══ ВЫБРАННЫЙ ФРАГМЕНТ
Сейчас надеждам Запада вряд ли суждено разбиться о то, что происходит в России, потому что их попросту нет. Больше всего политиков и аналитиков там беспокоит, что правовое поле в стране еще сильнее сузится. Думать так есть несколько оснований.

Первое — Конституционный суд, чье решение по обнулению и без того лучше всего описывается фразой "чего изволите", потеряет остатки своей независимости. По новой конституции, президент может не только назначать судей, но и инициировать их увольнение (кстати, КС, как и Верховный, и федеральные суды, теперь не имеет возможности избирать себе председателя и его заместителей — они назначаются по представлению президента). Венецианская комиссия раскритиковала такой подход, подчеркнув, что он сделает КС более уязвимым для политического давления.

Второе (и это тоже вызвало головную боль и поток рекомендаций у "венецианки") — вместо закона 2015 года, позволявшего КС признавать решения международных судов неисполнимыми, если они противоречат основному закону РФ, теперь будет действовать положение, закрепленное в самой конституции. Станет ли Россия, член Совета Европы, и государство, ратифицировавшее Конвенцию о правах человека, выполнять решения Европейского суда по правам человека? В Москве обещают пользоваться заявленным правом только в исключительных случаях. До сей поры такое "вето" вводилось лишь дважды: в деле о присуждении компенсации €1,9 млрд акционерам ЮКОСа и тогда, когда речь шла о праве заключенных голосовать на выборах. Но теперь соблазн прикрыться конституцией будет куда более велик, чем прежде.
════
→ **ЗАДАНИЕ A**
Изложите фрагмент о новой конституции России в двух предложениях.
→ **ЗАДАНИЕ B**
Процитируйте часть фрагмента о новой конституции России, начав со слов «Второе (и это» и остановившись после слов «велик, чем прежде.».
→ **ЗАДАНИЕ C**
В каких двух случаях, согласно фрагменту о новой конституции России, до сих пор вводилось «вето» на решения международных судов?
Приведенный далее материал никак не связан с фрагментом.
══ ЗАПИСИ ДАННЫХ
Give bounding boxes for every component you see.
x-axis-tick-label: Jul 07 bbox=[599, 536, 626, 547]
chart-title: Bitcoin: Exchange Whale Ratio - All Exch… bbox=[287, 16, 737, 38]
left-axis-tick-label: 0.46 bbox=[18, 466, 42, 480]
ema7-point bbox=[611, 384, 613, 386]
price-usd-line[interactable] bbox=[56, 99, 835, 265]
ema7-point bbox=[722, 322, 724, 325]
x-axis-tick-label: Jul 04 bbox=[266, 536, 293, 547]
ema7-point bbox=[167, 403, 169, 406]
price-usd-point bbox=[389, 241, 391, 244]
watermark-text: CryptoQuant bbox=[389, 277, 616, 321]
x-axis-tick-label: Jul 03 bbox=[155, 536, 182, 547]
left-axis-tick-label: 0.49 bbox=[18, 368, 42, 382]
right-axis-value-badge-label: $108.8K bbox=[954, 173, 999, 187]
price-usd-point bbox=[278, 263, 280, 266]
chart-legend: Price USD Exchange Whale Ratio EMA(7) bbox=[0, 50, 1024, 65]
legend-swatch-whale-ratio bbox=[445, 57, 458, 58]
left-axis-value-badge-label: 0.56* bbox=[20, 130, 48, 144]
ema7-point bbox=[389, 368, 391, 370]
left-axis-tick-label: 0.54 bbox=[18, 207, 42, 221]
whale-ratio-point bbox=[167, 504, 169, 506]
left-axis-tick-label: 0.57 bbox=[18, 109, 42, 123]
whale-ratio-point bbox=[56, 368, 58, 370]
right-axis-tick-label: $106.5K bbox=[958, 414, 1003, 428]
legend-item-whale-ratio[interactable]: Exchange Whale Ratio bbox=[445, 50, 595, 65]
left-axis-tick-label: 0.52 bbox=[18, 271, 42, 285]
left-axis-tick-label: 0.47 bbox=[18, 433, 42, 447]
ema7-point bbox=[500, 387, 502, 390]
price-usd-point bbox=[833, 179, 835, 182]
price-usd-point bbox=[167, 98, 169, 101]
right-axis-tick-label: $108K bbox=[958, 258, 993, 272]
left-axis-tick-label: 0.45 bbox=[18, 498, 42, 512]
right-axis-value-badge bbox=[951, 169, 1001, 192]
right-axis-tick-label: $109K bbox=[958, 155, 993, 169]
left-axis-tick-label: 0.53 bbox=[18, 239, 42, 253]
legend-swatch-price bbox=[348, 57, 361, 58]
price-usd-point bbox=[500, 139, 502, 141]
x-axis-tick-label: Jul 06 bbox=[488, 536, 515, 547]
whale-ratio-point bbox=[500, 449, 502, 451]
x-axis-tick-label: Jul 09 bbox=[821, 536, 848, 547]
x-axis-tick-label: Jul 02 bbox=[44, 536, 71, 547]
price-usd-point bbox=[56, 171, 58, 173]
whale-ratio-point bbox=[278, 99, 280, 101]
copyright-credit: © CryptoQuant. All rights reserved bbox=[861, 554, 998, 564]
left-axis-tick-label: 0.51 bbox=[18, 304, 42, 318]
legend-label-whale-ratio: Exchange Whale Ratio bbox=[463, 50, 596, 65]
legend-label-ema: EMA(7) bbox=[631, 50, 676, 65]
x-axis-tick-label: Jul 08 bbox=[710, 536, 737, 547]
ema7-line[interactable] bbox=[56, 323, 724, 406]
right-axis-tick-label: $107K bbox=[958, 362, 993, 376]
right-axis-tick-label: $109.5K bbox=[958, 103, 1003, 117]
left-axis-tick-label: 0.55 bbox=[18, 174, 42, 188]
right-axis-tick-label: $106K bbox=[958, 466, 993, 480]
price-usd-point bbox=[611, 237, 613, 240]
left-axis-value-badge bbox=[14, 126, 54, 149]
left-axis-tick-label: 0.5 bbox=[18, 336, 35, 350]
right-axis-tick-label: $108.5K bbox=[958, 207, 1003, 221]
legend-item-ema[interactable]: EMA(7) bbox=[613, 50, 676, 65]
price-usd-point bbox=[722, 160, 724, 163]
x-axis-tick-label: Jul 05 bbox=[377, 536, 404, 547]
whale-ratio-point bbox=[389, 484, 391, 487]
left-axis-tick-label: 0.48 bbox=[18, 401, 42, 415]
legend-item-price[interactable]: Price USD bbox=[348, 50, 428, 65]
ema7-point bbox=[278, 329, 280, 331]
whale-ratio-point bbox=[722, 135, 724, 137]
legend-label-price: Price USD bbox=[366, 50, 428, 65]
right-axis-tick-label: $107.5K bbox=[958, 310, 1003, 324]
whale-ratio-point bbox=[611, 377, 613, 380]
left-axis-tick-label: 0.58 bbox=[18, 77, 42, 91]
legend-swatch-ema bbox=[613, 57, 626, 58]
════
→ **ОТВЕТ A**
Западных политиков и аналитиков больше всего беспокоит, что правовое поле в России еще сильнее сузится: по новой конституции президент может не только назначать судей Конституционного суда, но и инициировать их увольнение, что, по оценке Венецианской комиссии, сделает суд более уязвимым для политического давления. Кроме того, право признавать решения международных судов неисполнимыми теперь закреплено в самой конституции, и соблазн прикрыться ею будет куда более велик, чем прежде.

→ **ОТВЕТ B**
Второе (и это тоже вызвало головную боль и поток рекомендаций у "венецианки") — вместо закона 2015 года, позволявшего КС признавать решения международных судов неисполнимыми, если они противоречат основному закону РФ, теперь будет действовать положение, закрепленное в самой конституции. Станет ли Россия, член Совета Европы, и государство, ратифицировавшее Конвенцию о правах человека, выполнять решения Европейского суда по правам человека? В Москве обещают пользоваться заявленным правом только в исключительных случаях. До сей поры такое "вето" вводилось лишь дважды: в деле о присуждении компенсации €1,9 млрд акционерам ЮКОСа и тогда, когда речь шла о праве заключенных голосовать на выборах. Но теперь соблазн прикрыться конституцией будет куда более велик, чем прежде.

→ **ОТВЕТ C**
В деле о присуждении компенсации €1,9 млрд акционерам ЮКОСа и тогда, когда речь шла о праве заключенных голосовать на выборах.